## Raw data
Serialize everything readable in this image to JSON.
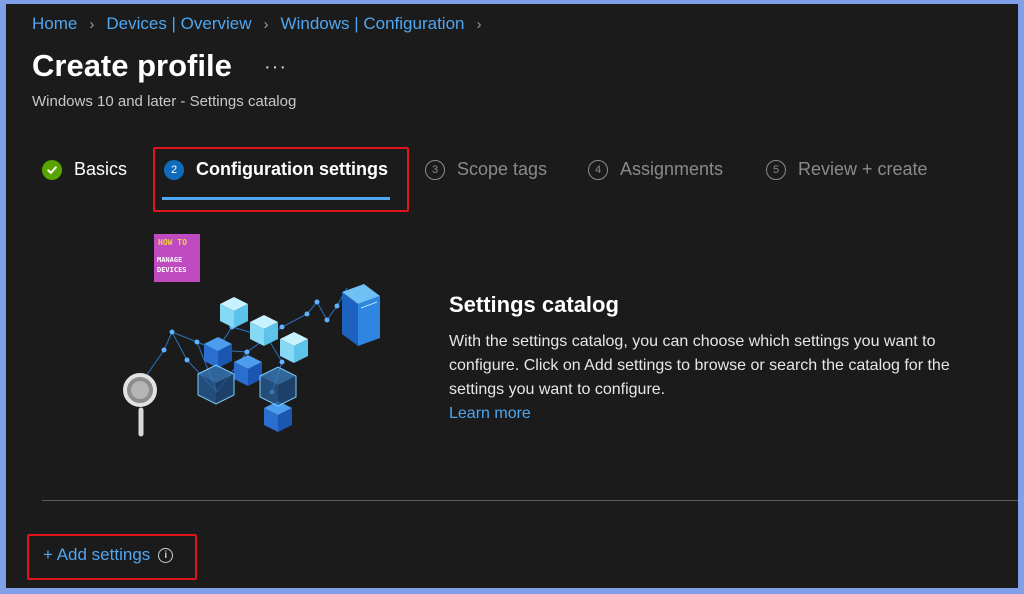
{
  "breadcrumb": {
    "items": [
      "Home",
      "Devices | Overview",
      "Windows | Configuration"
    ],
    "separator": "›"
  },
  "header": {
    "title": "Create profile",
    "more_label": "···",
    "subtitle": "Windows 10 and later - Settings catalog"
  },
  "steps": [
    {
      "number": "✓",
      "label": "Basics",
      "state": "done"
    },
    {
      "number": "2",
      "label": "Configuration settings",
      "state": "active"
    },
    {
      "number": "3",
      "label": "Scope tags",
      "state": "pending"
    },
    {
      "number": "4",
      "label": "Assignments",
      "state": "pending"
    },
    {
      "number": "5",
      "label": "Review + create",
      "state": "pending"
    }
  ],
  "logo": {
    "line1": "HOW TO",
    "line2": "MANAGE",
    "line3": "DEVICES"
  },
  "catalog": {
    "heading": "Settings catalog",
    "description": "With the settings catalog, you can choose which settings you want to configure. Click on Add settings to browse or search the catalog for the settings you want to configure.",
    "learn_more": "Learn more"
  },
  "actions": {
    "add_settings": "+ Add settings",
    "info_icon": "i"
  },
  "colors": {
    "background": "#1b1b1b",
    "link": "#4fa6f0",
    "highlight_box": "#e0141f",
    "step_done": "#57a300",
    "step_active": "#0f6cbd"
  },
  "icons": {
    "step_done": "checkmark-circle-icon",
    "more": "ellipsis-icon",
    "info": "info-icon",
    "illustration": "settings-catalog-illustration"
  }
}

## Exercise requirements
Give every line above again exactly, with no pictures.

## Response to the task
Serialize everything readable in this image to JSON.
{
  "breadcrumb": {
    "items": [
      "Home",
      "Devices | Overview",
      "Windows | Configuration"
    ],
    "separator": "›"
  },
  "header": {
    "title": "Create profile",
    "more_label": "···",
    "subtitle": "Windows 10 and later - Settings catalog"
  },
  "steps": [
    {
      "number": "✓",
      "label": "Basics",
      "state": "done"
    },
    {
      "number": "2",
      "label": "Configuration settings",
      "state": "active"
    },
    {
      "number": "3",
      "label": "Scope tags",
      "state": "pending"
    },
    {
      "number": "4",
      "label": "Assignments",
      "state": "pending"
    },
    {
      "number": "5",
      "label": "Review + create",
      "state": "pending"
    }
  ],
  "logo": {
    "line1": "HOW TO",
    "line2": "MANAGE",
    "line3": "DEVICES"
  },
  "catalog": {
    "heading": "Settings catalog",
    "description": "With the settings catalog, you can choose which settings you want to configure. Click on Add settings to browse or search the catalog for the settings you want to configure.",
    "learn_more": "Learn more"
  },
  "actions": {
    "add_settings": "+ Add settings",
    "info_icon": "i"
  },
  "colors": {
    "background": "#1b1b1b",
    "link": "#4fa6f0",
    "highlight_box": "#e0141f",
    "step_done": "#57a300",
    "step_active": "#0f6cbd"
  },
  "icons": {
    "step_done": "checkmark-circle-icon",
    "more": "ellipsis-icon",
    "info": "info-icon",
    "illustration": "settings-catalog-illustration"
  }
}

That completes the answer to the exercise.